- **Exercise objective**:
Copy each entry as it stands, leaving nothing out.

==== Entries

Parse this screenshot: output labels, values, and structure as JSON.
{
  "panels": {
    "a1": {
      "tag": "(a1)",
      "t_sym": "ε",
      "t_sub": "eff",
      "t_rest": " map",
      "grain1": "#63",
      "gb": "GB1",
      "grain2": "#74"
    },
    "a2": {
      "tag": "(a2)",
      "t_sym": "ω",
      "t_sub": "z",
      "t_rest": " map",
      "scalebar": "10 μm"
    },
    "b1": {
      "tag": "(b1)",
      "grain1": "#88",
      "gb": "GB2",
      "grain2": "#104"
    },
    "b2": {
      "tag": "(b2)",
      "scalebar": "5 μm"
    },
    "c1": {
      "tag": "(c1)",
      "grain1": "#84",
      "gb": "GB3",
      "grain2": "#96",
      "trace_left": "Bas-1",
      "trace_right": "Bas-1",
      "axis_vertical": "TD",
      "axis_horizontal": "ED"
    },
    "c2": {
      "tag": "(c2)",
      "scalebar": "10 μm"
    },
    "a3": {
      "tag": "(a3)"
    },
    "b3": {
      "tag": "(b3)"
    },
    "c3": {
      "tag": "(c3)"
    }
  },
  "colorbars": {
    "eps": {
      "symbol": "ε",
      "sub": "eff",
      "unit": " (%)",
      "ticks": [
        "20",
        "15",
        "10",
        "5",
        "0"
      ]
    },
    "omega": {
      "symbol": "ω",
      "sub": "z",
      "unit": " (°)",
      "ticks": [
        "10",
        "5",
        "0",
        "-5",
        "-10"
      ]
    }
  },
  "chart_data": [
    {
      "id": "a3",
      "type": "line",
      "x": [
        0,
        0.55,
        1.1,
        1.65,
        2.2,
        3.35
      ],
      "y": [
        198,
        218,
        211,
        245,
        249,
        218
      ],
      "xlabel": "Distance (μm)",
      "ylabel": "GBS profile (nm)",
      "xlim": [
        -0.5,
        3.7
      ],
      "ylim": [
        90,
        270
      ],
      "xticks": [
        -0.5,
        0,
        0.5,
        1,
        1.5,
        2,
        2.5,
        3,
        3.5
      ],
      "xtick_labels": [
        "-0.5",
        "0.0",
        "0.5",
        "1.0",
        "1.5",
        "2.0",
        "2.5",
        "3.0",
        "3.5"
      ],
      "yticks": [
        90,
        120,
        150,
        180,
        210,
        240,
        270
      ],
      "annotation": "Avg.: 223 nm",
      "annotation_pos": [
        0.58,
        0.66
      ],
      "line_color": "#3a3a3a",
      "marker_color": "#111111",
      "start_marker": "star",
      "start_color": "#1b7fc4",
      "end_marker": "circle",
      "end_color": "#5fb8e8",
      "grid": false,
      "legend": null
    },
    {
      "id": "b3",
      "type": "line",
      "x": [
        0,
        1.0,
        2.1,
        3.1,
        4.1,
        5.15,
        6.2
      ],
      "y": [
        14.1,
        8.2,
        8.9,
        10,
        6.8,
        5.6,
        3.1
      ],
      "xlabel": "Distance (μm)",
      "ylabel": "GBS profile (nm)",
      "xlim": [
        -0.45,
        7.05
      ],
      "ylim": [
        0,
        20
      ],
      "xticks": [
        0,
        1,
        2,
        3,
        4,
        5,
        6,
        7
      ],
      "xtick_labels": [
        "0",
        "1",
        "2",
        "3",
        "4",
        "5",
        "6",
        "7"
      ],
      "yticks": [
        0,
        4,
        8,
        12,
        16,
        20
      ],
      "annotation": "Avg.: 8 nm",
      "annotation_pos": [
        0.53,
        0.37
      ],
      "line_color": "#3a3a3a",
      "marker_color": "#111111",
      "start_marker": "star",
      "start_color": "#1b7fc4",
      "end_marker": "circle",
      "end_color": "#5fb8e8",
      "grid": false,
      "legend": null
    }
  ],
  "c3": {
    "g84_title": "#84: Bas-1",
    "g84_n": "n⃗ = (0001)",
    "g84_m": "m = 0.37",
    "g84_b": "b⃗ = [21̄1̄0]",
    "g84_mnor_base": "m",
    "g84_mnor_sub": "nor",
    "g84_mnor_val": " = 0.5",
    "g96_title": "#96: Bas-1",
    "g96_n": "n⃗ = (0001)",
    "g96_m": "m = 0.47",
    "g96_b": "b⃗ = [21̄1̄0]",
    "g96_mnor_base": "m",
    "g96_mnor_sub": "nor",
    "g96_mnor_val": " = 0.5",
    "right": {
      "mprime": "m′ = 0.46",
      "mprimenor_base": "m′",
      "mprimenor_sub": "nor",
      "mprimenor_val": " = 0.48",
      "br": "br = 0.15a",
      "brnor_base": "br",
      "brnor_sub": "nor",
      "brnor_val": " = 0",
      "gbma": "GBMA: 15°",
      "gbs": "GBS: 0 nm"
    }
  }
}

========

- **Expected answer**:
Parse this screenshot: output labels, values, and structure as JSON.
{
  "panels": {
    "a1": {
      "tag": "(a1)",
      "t_sym": "ε",
      "t_sub": "eff",
      "t_rest": " map",
      "grain1": "#63",
      "gb": "GB1",
      "grain2": "#74"
    },
    "a2": {
      "tag": "(a2)",
      "t_sym": "ω",
      "t_sub": "z",
      "t_rest": " map",
      "scalebar": "10 μm"
    },
    "b1": {
      "tag": "(b1)",
      "grain1": "#88",
      "gb": "GB2",
      "grain2": "#104"
    },
    "b2": {
      "tag": "(b2)",
      "scalebar": "5 μm"
    },
    "c1": {
      "tag": "(c1)",
      "grain1": "#84",
      "gb": "GB3",
      "grain2": "#96",
      "trace_left": "Bas-1",
      "trace_right": "Bas-1",
      "axis_vertical": "TD",
      "axis_horizontal": "ED"
    },
    "c2": {
      "tag": "(c2)",
      "scalebar": "10 μm"
    },
    "a3": {
      "tag": "(a3)"
    },
    "b3": {
      "tag": "(b3)"
    },
    "c3": {
      "tag": "(c3)"
    }
  },
  "colorbars": {
    "eps": {
      "symbol": "ε",
      "sub": "eff",
      "unit": " (%)",
      "ticks": [
        "20",
        "15",
        "10",
        "5",
        "0"
      ]
    },
    "omega": {
      "symbol": "ω",
      "sub": "z",
      "unit": " (°)",
      "ticks": [
        "10",
        "5",
        "0",
        "-5",
        "-10"
      ]
    }
  },
  "chart_data": [
    {
      "id": "a3",
      "type": "line",
      "x": [
        0,
        0.55,
        1.1,
        1.65,
        2.2,
        3.35
      ],
      "y": [
        198,
        218,
        211,
        245,
        249,
        218
      ],
      "xlabel": "Distance (μm)",
      "ylabel": "GBS profile (nm)",
      "xlim": [
        -0.5,
        3.7
      ],
      "ylim": [
        90,
        270
      ],
      "xticks": [
        -0.5,
        0,
        0.5,
        1,
        1.5,
        2,
        2.5,
        3,
        3.5
      ],
      "xtick_labels": [
        "-0.5",
        "0.0",
        "0.5",
        "1.0",
        "1.5",
        "2.0",
        "2.5",
        "3.0",
        "3.5"
      ],
      "yticks": [
        90,
        120,
        150,
        180,
        210,
        240,
        270
      ],
      "annotation": "Avg.: 223 nm",
      "annotation_pos": [
        0.58,
        0.66
      ],
      "line_color": "#3a3a3a",
      "marker_color": "#111111",
      "start_marker": "star",
      "start_color": "#1b7fc4",
      "end_marker": "circle",
      "end_color": "#5fb8e8",
      "grid": false,
      "legend": null
    },
    {
      "id": "b3",
      "type": "line",
      "x": [
        0,
        1.0,
        2.1,
        3.1,
        4.1,
        5.15,
        6.2
      ],
      "y": [
        14.1,
        8.2,
        8.9,
        10,
        6.8,
        5.6,
        3.1
      ],
      "xlabel": "Distance (μm)",
      "ylabel": "GBS profile (nm)",
      "xlim": [
        -0.45,
        7.05
      ],
      "ylim": [
        0,
        20
      ],
      "xticks": [
        0,
        1,
        2,
        3,
        4,
        5,
        6,
        7
      ],
      "xtick_labels": [
        "0",
        "1",
        "2",
        "3",
        "4",
        "5",
        "6",
        "7"
      ],
      "yticks": [
        0,
        4,
        8,
        12,
        16,
        20
      ],
      "annotation": "Avg.: 8 nm",
      "annotation_pos": [
        0.53,
        0.37
      ],
      "line_color": "#3a3a3a",
      "marker_color": "#111111",
      "start_marker": "star",
      "start_color": "#1b7fc4",
      "end_marker": "circle",
      "end_color": "#5fb8e8",
      "grid": false,
      "legend": null
    }
  ],
  "c3": {
    "g84_title": "#84: Bas-1",
    "g84_n": "n⃗ = (0001)",
    "g84_m": "m = 0.37",
    "g84_b": "b⃗ = [21̄1̄0]",
    "g84_mnor_base": "m",
    "g84_mnor_sub": "nor",
    "g84_mnor_val": " = 0.5",
    "g96_title": "#96: Bas-1",
    "g96_n": "n⃗ = (0001)",
    "g96_m": "m = 0.47",
    "g96_b": "b⃗ = [21̄1̄0]",
    "g96_mnor_base": "m",
    "g96_mnor_sub": "nor",
    "g96_mnor_val": " = 0.5",
    "right": {
      "mprime": "m′ = 0.46",
      "mprimenor_base": "m′",
      "mprimenor_sub": "nor",
      "mprimenor_val": " = 0.48",
      "br": "br = 0.15a",
      "brnor_base": "br",
      "brnor_sub": "nor",
      "brnor_val": " = 0",
      "gbma": "GBMA: 15°",
      "gbs": "GBS: 0 nm"
    }
  }
}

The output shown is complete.